** BEGIN RECORD LIST **

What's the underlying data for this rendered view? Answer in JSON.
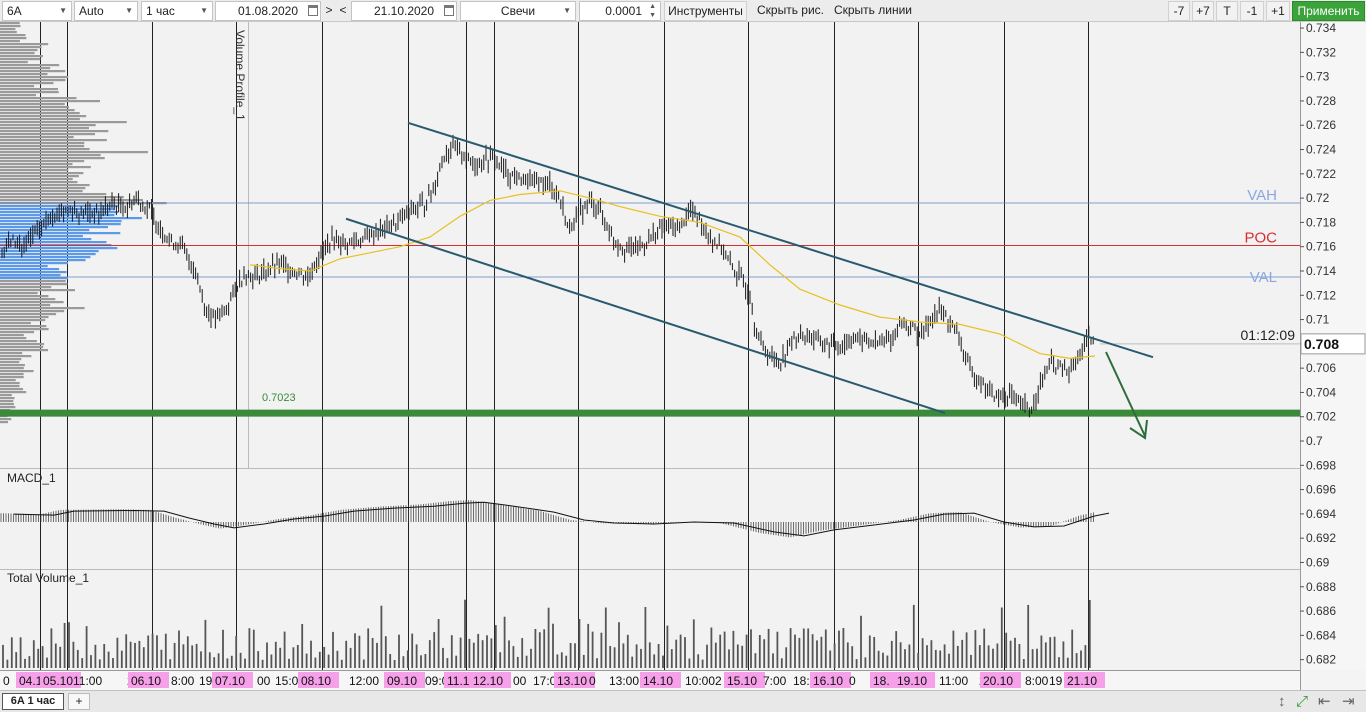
{
  "toolbar": {
    "symbol": "6A",
    "scale_mode": "Auto",
    "timeframe": "1 час",
    "date_from": "01.08.2020",
    "nav_next": ">",
    "nav_prev": "<",
    "date_to": "21.10.2020",
    "chart_type": "Свечи",
    "tick_size": "0.0001",
    "instruments_label": "Инструменты",
    "hide_drawings_label": "Скрыть рис.",
    "hide_lines_label": "Скрыть линии",
    "step_minus7": "-7",
    "step_plus7": "+7",
    "t_label": "T",
    "step_minus1": "-1",
    "step_plus1": "+1",
    "apply_label": "Применить"
  },
  "chart_data": {
    "type": "candlestick",
    "symbol": "6A",
    "timeframe": "1 час",
    "price_axis": {
      "ylim": [
        0.6795,
        0.7345
      ],
      "ticks": [
        "0.734",
        "0.732",
        "0.73",
        "0.728",
        "0.726",
        "0.724",
        "0.722",
        "0.72",
        "0.718",
        "0.716",
        "0.714",
        "0.712",
        "0.71",
        "0.708",
        "0.706",
        "0.704",
        "0.702",
        "0.7",
        "0.698",
        "0.696",
        "0.694",
        "0.692",
        "0.69",
        "0.688",
        "0.686",
        "0.684",
        "0.682"
      ]
    },
    "current_price": "0.708",
    "bar_countdown": "01:12:09",
    "levels": {
      "vah": 0.7196,
      "poc": 0.7161,
      "val": 0.7135,
      "support": 0.7023
    },
    "level_labels": {
      "vah": "VAH",
      "poc": "POC",
      "val": "VAL",
      "support": "0.7023"
    },
    "volume_profile_label": "Volume Profile_1",
    "macd_label": "MACD_1",
    "volume_label": "Total Volume_1",
    "time_labels": [
      "0",
      "04.10",
      "05.10",
      "11:00",
      "2",
      "06.10",
      "8:00",
      "19",
      "07.10",
      "00",
      "15:00",
      "08.10",
      "12:00",
      "09.10",
      "09:0",
      "11.1",
      "12.10",
      "00",
      "17:0",
      "13.10",
      "0",
      "13:00",
      "14.10",
      "10:00",
      "2",
      "15.10",
      "7:00",
      "18:0",
      "16.10",
      "0",
      "18.",
      "19.10",
      "11:00",
      "2",
      "20.10",
      "8:00",
      "19",
      "21.10"
    ],
    "price_path": [
      [
        0,
        0.7155
      ],
      [
        12,
        0.7165
      ],
      [
        22,
        0.716
      ],
      [
        35,
        0.717
      ],
      [
        50,
        0.7185
      ],
      [
        65,
        0.719
      ],
      [
        85,
        0.7188
      ],
      [
        100,
        0.7188
      ],
      [
        112,
        0.7195
      ],
      [
        125,
        0.7192
      ],
      [
        137,
        0.72
      ],
      [
        150,
        0.719
      ],
      [
        160,
        0.7175
      ],
      [
        170,
        0.7165
      ],
      [
        182,
        0.716
      ],
      [
        195,
        0.714
      ],
      [
        205,
        0.711
      ],
      [
        215,
        0.71
      ],
      [
        225,
        0.7108
      ],
      [
        235,
        0.7125
      ],
      [
        245,
        0.7138
      ],
      [
        255,
        0.7135
      ],
      [
        265,
        0.714
      ],
      [
        280,
        0.7145
      ],
      [
        295,
        0.714
      ],
      [
        308,
        0.7135
      ],
      [
        318,
        0.715
      ],
      [
        330,
        0.7165
      ],
      [
        345,
        0.7163
      ],
      [
        360,
        0.7165
      ],
      [
        372,
        0.717
      ],
      [
        385,
        0.7175
      ],
      [
        398,
        0.718
      ],
      [
        410,
        0.719
      ],
      [
        425,
        0.7195
      ],
      [
        435,
        0.721
      ],
      [
        443,
        0.7235
      ],
      [
        452,
        0.724
      ],
      [
        462,
        0.7238
      ],
      [
        472,
        0.7228
      ],
      [
        485,
        0.7232
      ],
      [
        495,
        0.7233
      ],
      [
        505,
        0.7222
      ],
      [
        520,
        0.7215
      ],
      [
        535,
        0.7213
      ],
      [
        550,
        0.7212
      ],
      [
        560,
        0.72
      ],
      [
        568,
        0.7175
      ],
      [
        578,
        0.7185
      ],
      [
        590,
        0.7198
      ],
      [
        600,
        0.719
      ],
      [
        612,
        0.7168
      ],
      [
        625,
        0.7158
      ],
      [
        640,
        0.716
      ],
      [
        652,
        0.7168
      ],
      [
        665,
        0.7178
      ],
      [
        678,
        0.7175
      ],
      [
        690,
        0.719
      ],
      [
        700,
        0.7183
      ],
      [
        712,
        0.7165
      ],
      [
        722,
        0.716
      ],
      [
        730,
        0.7145
      ],
      [
        740,
        0.7135
      ],
      [
        750,
        0.712
      ],
      [
        755,
        0.7095
      ],
      [
        762,
        0.7078
      ],
      [
        770,
        0.707
      ],
      [
        780,
        0.7065
      ],
      [
        790,
        0.708
      ],
      [
        800,
        0.7088
      ],
      [
        812,
        0.7085
      ],
      [
        825,
        0.708
      ],
      [
        840,
        0.7078
      ],
      [
        852,
        0.7085
      ],
      [
        865,
        0.7083
      ],
      [
        880,
        0.708
      ],
      [
        893,
        0.7085
      ],
      [
        902,
        0.7098
      ],
      [
        912,
        0.7093
      ],
      [
        922,
        0.7088
      ],
      [
        930,
        0.71
      ],
      [
        940,
        0.7108
      ],
      [
        950,
        0.7098
      ],
      [
        960,
        0.7083
      ],
      [
        970,
        0.7058
      ],
      [
        980,
        0.705
      ],
      [
        990,
        0.704
      ],
      [
        1000,
        0.7035
      ],
      [
        1010,
        0.7038
      ],
      [
        1020,
        0.703
      ],
      [
        1030,
        0.7025
      ],
      [
        1040,
        0.7045
      ],
      [
        1050,
        0.7065
      ],
      [
        1060,
        0.706
      ],
      [
        1070,
        0.7055
      ],
      [
        1080,
        0.7072
      ],
      [
        1088,
        0.7085
      ],
      [
        1095,
        0.708
      ]
    ],
    "ma_path": [
      [
        250,
        0.7145
      ],
      [
        280,
        0.7142
      ],
      [
        310,
        0.714
      ],
      [
        340,
        0.715
      ],
      [
        370,
        0.7155
      ],
      [
        400,
        0.716
      ],
      [
        430,
        0.7168
      ],
      [
        460,
        0.7185
      ],
      [
        490,
        0.7198
      ],
      [
        520,
        0.7203
      ],
      [
        560,
        0.7206
      ],
      [
        590,
        0.72
      ],
      [
        620,
        0.7193
      ],
      [
        660,
        0.7185
      ],
      [
        700,
        0.718
      ],
      [
        740,
        0.7168
      ],
      [
        770,
        0.7145
      ],
      [
        800,
        0.7125
      ],
      [
        840,
        0.7112
      ],
      [
        880,
        0.7102
      ],
      [
        920,
        0.7098
      ],
      [
        960,
        0.7096
      ],
      [
        1000,
        0.7088
      ],
      [
        1040,
        0.7072
      ],
      [
        1070,
        0.7068
      ],
      [
        1095,
        0.707
      ]
    ],
    "channel_upper": [
      [
        408,
        0.7262
      ],
      [
        1153,
        0.7069
      ]
    ],
    "channel_lower": [
      [
        346,
        0.7183
      ],
      [
        945,
        0.7023
      ]
    ],
    "macd_histogram_path": [
      [
        0,
        0.4
      ],
      [
        40,
        0.35
      ],
      [
        60,
        0.55
      ],
      [
        120,
        0.58
      ],
      [
        150,
        0.55
      ],
      [
        175,
        0.2
      ],
      [
        200,
        -0.1
      ],
      [
        220,
        -0.3
      ],
      [
        250,
        -0.1
      ],
      [
        280,
        0.15
      ],
      [
        310,
        0.3
      ],
      [
        340,
        0.55
      ],
      [
        380,
        0.7
      ],
      [
        420,
        0.8
      ],
      [
        450,
        0.95
      ],
      [
        470,
        1.0
      ],
      [
        500,
        0.8
      ],
      [
        540,
        0.5
      ],
      [
        570,
        0.1
      ],
      [
        600,
        -0.05
      ],
      [
        640,
        -0.1
      ],
      [
        680,
        0.0
      ],
      [
        720,
        -0.05
      ],
      [
        760,
        -0.5
      ],
      [
        790,
        -0.7
      ],
      [
        820,
        -0.4
      ],
      [
        860,
        -0.15
      ],
      [
        900,
        0.1
      ],
      [
        930,
        0.4
      ],
      [
        960,
        0.45
      ],
      [
        990,
        0.0
      ],
      [
        1020,
        -0.25
      ],
      [
        1050,
        -0.2
      ],
      [
        1080,
        0.3
      ],
      [
        1095,
        0.45
      ]
    ],
    "volume_profile_bars": [
      0.15,
      0.2,
      0.3,
      0.28,
      0.45,
      0.5,
      0.35,
      0.6,
      0.55,
      0.75,
      0.8,
      0.7,
      0.9,
      0.65,
      0.55,
      0.7,
      0.85,
      1.0,
      0.9,
      0.95,
      0.8,
      0.7,
      0.6,
      0.5,
      0.55,
      0.45,
      0.4,
      0.5,
      0.35,
      0.3,
      0.25,
      0.3,
      0.2,
      0.25,
      0.15,
      0.2,
      0.12,
      0.1,
      0.08
    ]
  },
  "colors": {
    "price_up": "#1a1a1a",
    "ma": "#e8c020",
    "channel": "#2a5a6e",
    "support": "#3a8a3a",
    "poc": "#d83030",
    "vah_val": "#6688cc",
    "profile_gray": "#9a9a9a",
    "profile_value_area": "#5a9ae8",
    "date_label_bg": "#f5a0e8",
    "apply_button": "#3aa43a"
  },
  "statusbar": {
    "tab_label": "6A 1 час",
    "add_tab": "+"
  }
}
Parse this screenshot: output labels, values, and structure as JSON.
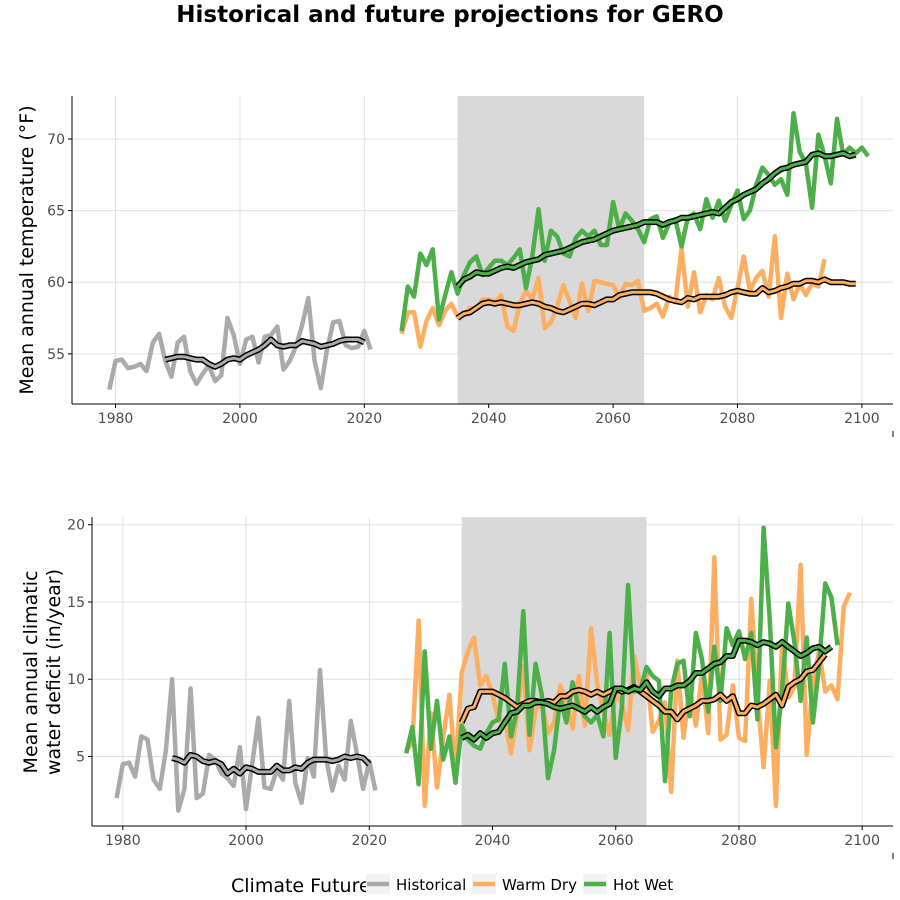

** END RECORD LIST **

- [EXERCISE PROMPT]: Pull out all lines containing the word "Скрыть" from the entries above.

- [COMPLETE RESPONSE]:
    "hide_drawings_label": "Скрыть рис.",
    "hide_lines_label": "Скрыть линии",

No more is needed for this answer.